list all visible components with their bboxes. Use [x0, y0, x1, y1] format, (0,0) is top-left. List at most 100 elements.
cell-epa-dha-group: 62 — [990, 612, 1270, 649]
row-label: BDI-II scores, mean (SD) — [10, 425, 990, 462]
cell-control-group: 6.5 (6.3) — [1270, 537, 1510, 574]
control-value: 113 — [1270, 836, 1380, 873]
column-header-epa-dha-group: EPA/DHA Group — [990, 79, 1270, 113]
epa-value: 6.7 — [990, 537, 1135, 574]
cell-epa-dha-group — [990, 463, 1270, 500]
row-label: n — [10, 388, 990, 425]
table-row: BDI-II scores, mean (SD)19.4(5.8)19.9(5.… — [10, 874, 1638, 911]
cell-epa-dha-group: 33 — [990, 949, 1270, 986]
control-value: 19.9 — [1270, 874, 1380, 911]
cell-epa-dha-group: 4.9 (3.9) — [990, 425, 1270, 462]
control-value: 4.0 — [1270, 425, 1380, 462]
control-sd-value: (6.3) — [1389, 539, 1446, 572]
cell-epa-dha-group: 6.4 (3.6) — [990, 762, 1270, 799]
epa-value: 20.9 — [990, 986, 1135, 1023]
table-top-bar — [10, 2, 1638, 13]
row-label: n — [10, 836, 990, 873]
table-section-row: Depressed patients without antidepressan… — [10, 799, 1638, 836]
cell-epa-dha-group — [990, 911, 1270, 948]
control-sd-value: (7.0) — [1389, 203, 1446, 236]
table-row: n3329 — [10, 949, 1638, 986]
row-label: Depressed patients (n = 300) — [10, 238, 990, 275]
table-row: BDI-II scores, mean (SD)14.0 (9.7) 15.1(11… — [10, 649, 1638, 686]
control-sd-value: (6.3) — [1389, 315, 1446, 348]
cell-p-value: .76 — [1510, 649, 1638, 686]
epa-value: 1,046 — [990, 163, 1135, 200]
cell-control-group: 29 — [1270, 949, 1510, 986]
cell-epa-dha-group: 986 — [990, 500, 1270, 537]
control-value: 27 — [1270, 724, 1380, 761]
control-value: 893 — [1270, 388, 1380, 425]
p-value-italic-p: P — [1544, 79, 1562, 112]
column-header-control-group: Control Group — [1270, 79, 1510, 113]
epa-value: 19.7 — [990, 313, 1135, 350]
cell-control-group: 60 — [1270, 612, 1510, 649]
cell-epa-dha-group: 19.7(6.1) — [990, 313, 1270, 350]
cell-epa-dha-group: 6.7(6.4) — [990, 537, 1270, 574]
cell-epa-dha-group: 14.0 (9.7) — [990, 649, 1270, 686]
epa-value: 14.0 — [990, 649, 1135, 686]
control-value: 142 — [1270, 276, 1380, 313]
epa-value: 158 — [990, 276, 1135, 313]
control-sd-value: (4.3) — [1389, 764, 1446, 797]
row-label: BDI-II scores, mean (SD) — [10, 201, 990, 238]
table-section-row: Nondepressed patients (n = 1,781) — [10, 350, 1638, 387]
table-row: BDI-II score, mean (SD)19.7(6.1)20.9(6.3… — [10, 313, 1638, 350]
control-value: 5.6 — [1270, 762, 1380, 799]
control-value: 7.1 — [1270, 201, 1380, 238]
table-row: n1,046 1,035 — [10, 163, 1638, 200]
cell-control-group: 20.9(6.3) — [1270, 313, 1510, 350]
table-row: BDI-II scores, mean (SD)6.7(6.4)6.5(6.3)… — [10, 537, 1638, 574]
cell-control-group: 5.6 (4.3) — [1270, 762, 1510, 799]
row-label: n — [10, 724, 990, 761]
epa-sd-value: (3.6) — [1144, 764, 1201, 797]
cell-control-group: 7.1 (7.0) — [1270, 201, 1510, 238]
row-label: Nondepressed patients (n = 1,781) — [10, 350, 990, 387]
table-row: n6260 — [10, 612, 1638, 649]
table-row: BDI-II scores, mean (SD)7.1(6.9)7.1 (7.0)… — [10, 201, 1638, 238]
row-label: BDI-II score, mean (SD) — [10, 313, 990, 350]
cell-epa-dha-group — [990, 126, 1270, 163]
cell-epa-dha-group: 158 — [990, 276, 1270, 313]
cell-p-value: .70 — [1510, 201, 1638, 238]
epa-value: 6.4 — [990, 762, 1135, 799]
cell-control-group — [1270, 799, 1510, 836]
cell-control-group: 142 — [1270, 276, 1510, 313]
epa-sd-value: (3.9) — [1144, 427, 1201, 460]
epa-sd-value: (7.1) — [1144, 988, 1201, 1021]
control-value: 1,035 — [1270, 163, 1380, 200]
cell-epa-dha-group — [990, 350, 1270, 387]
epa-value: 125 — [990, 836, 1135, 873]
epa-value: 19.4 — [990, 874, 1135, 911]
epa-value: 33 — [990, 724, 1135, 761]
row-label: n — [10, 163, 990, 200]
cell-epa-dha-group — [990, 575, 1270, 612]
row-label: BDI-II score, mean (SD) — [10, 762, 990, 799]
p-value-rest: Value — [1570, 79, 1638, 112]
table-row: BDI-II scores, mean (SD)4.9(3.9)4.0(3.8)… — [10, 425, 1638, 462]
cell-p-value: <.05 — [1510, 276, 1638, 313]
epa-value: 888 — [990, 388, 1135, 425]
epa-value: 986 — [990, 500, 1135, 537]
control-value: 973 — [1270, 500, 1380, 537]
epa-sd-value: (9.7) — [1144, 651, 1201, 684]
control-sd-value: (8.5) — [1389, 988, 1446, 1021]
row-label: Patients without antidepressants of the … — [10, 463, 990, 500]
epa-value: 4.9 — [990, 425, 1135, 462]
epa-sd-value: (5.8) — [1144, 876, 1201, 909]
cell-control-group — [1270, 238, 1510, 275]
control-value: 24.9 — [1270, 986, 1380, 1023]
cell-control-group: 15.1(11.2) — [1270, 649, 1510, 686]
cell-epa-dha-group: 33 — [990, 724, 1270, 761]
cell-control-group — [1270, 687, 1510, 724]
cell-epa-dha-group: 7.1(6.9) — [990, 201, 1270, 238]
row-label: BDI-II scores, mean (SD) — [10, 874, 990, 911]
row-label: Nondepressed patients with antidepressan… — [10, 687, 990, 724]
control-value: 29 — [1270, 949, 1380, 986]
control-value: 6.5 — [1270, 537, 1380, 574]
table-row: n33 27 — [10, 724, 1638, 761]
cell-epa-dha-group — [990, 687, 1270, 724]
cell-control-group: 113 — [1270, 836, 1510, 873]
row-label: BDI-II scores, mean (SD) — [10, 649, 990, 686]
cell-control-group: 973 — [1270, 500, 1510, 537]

_ _ _ _ _

Every entry needs to be copied exactly as it was written.

● **EXERCISE SOLUTION**
list all visible components with their bboxes. Use [x0, y0, x1, y1] format, (0,0) is top-left. List at most 100 elements.
cell-epa-dha-group: 62 — [990, 612, 1270, 649]
row-label: BDI-II scores, mean (SD) — [10, 425, 990, 462]
cell-control-group: 6.5 (6.3) — [1270, 537, 1510, 574]
control-value: 113 — [1270, 836, 1380, 873]
column-header-epa-dha-group: EPA/DHA Group — [990, 79, 1270, 113]
epa-value: 6.7 — [990, 537, 1135, 574]
cell-epa-dha-group — [990, 463, 1270, 500]
row-label: n — [10, 388, 990, 425]
table-row: BDI-II scores, mean (SD)19.4(5.8)19.9(5.… — [10, 874, 1638, 911]
cell-epa-dha-group: 33 — [990, 949, 1270, 986]
control-value: 19.9 — [1270, 874, 1380, 911]
cell-epa-dha-group: 4.9 (3.9) — [990, 425, 1270, 462]
control-value: 4.0 — [1270, 425, 1380, 462]
control-sd-value: (6.3) — [1389, 539, 1446, 572]
cell-epa-dha-group: 6.4 (3.6) — [990, 762, 1270, 799]
epa-value: 20.9 — [990, 986, 1135, 1023]
table-top-bar — [10, 2, 1638, 13]
row-label: n — [10, 836, 990, 873]
table-section-row: Depressed patients without antidepressan… — [10, 799, 1638, 836]
cell-epa-dha-group — [990, 911, 1270, 948]
control-sd-value: (7.0) — [1389, 203, 1446, 236]
table-row: n3329 — [10, 949, 1638, 986]
row-label: Depressed patients (n = 300) — [10, 238, 990, 275]
table-row: BDI-II scores, mean (SD)14.0 (9.7) 15.1(11… — [10, 649, 1638, 686]
control-sd-value: (6.3) — [1389, 315, 1446, 348]
cell-p-value: .76 — [1510, 649, 1638, 686]
epa-value: 1,046 — [990, 163, 1135, 200]
cell-control-group: 29 — [1270, 949, 1510, 986]
cell-epa-dha-group: 986 — [990, 500, 1270, 537]
control-value: 27 — [1270, 724, 1380, 761]
control-value: 893 — [1270, 388, 1380, 425]
p-value-italic-p: P — [1544, 79, 1562, 112]
column-header-control-group: Control Group — [1270, 79, 1510, 113]
epa-value: 19.7 — [990, 313, 1135, 350]
cell-control-group: 60 — [1270, 612, 1510, 649]
cell-epa-dha-group: 19.7(6.1) — [990, 313, 1270, 350]
cell-epa-dha-group: 6.7(6.4) — [990, 537, 1270, 574]
cell-epa-dha-group: 14.0 (9.7) — [990, 649, 1270, 686]
epa-value: 14.0 — [990, 649, 1135, 686]
control-value: 142 — [1270, 276, 1380, 313]
epa-value: 158 — [990, 276, 1135, 313]
control-sd-value: (4.3) — [1389, 764, 1446, 797]
row-label: BDI-II scores, mean (SD) — [10, 201, 990, 238]
table-section-row: Nondepressed patients (n = 1,781) — [10, 350, 1638, 387]
table-row: BDI-II score, mean (SD)19.7(6.1)20.9(6.3… — [10, 313, 1638, 350]
control-value: 5.6 — [1270, 762, 1380, 799]
control-value: 7.1 — [1270, 201, 1380, 238]
table-row: n1,046 1,035 — [10, 163, 1638, 200]
cell-control-group: 20.9(6.3) — [1270, 313, 1510, 350]
table-row: BDI-II scores, mean (SD)6.7(6.4)6.5(6.3)… — [10, 537, 1638, 574]
cell-control-group: 5.6 (4.3) — [1270, 762, 1510, 799]
row-label: n — [10, 724, 990, 761]
epa-sd-value: (3.6) — [1144, 764, 1201, 797]
cell-control-group: 7.1 (7.0) — [1270, 201, 1510, 238]
row-label: Nondepressed patients (n = 1,781) — [10, 350, 990, 387]
table-row: n6260 — [10, 612, 1638, 649]
table-row: BDI-II scores, mean (SD)7.1(6.9)7.1 (7.0)… — [10, 201, 1638, 238]
row-label: BDI-II score, mean (SD) — [10, 313, 990, 350]
cell-epa-dha-group — [990, 126, 1270, 163]
cell-epa-dha-group: 158 — [990, 276, 1270, 313]
cell-p-value: .70 — [1510, 201, 1638, 238]
epa-value: 6.4 — [990, 762, 1135, 799]
cell-control-group — [1270, 799, 1510, 836]
cell-control-group: 142 — [1270, 276, 1510, 313]
epa-sd-value: (3.9) — [1144, 427, 1201, 460]
epa-sd-value: (7.1) — [1144, 988, 1201, 1021]
control-value: 1,035 — [1270, 163, 1380, 200]
cell-epa-dha-group — [990, 350, 1270, 387]
epa-value: 125 — [990, 836, 1135, 873]
epa-value: 19.4 — [990, 874, 1135, 911]
epa-value: 33 — [990, 724, 1135, 761]
row-label: n — [10, 163, 990, 200]
cell-epa-dha-group — [990, 575, 1270, 612]
row-label: BDI-II score, mean (SD) — [10, 762, 990, 799]
p-value-rest: Value — [1570, 79, 1638, 112]
table-row: BDI-II scores, mean (SD)4.9(3.9)4.0(3.8)… — [10, 425, 1638, 462]
cell-p-value: <.05 — [1510, 276, 1638, 313]
epa-value: 888 — [990, 388, 1135, 425]
epa-value: 986 — [990, 500, 1135, 537]
control-value: 973 — [1270, 500, 1380, 537]
epa-sd-value: (9.7) — [1144, 651, 1201, 684]
control-sd-value: (8.5) — [1389, 988, 1446, 1021]
row-label: Patients without antidepressants of the … — [10, 463, 990, 500]
epa-value: 4.9 — [990, 425, 1135, 462]
epa-sd-value: (5.8) — [1144, 876, 1201, 909]
cell-control-group — [1270, 238, 1510, 275]
control-value: 24.9 — [1270, 986, 1380, 1023]
cell-control-group: 15.1(11.2) — [1270, 649, 1510, 686]
cell-epa-dha-group: 33 — [990, 724, 1270, 761]
cell-control-group — [1270, 687, 1510, 724]
cell-epa-dha-group: 7.1(6.9) — [990, 201, 1270, 238]
row-label: BDI-II scores, mean (SD) — [10, 874, 990, 911]
row-label: Nondepressed patients with antidepressan… — [10, 687, 990, 724]
control-value: 29 — [1270, 949, 1380, 986]
control-value: 6.5 — [1270, 537, 1380, 574]
table-row: n33 27 — [10, 724, 1638, 761]
cell-epa-dha-group — [990, 687, 1270, 724]
cell-control-group: 113 — [1270, 836, 1510, 873]
row-label: BDI-II scores, mean (SD) — [10, 649, 990, 686]
cell-control-group: 973 — [1270, 500, 1510, 537]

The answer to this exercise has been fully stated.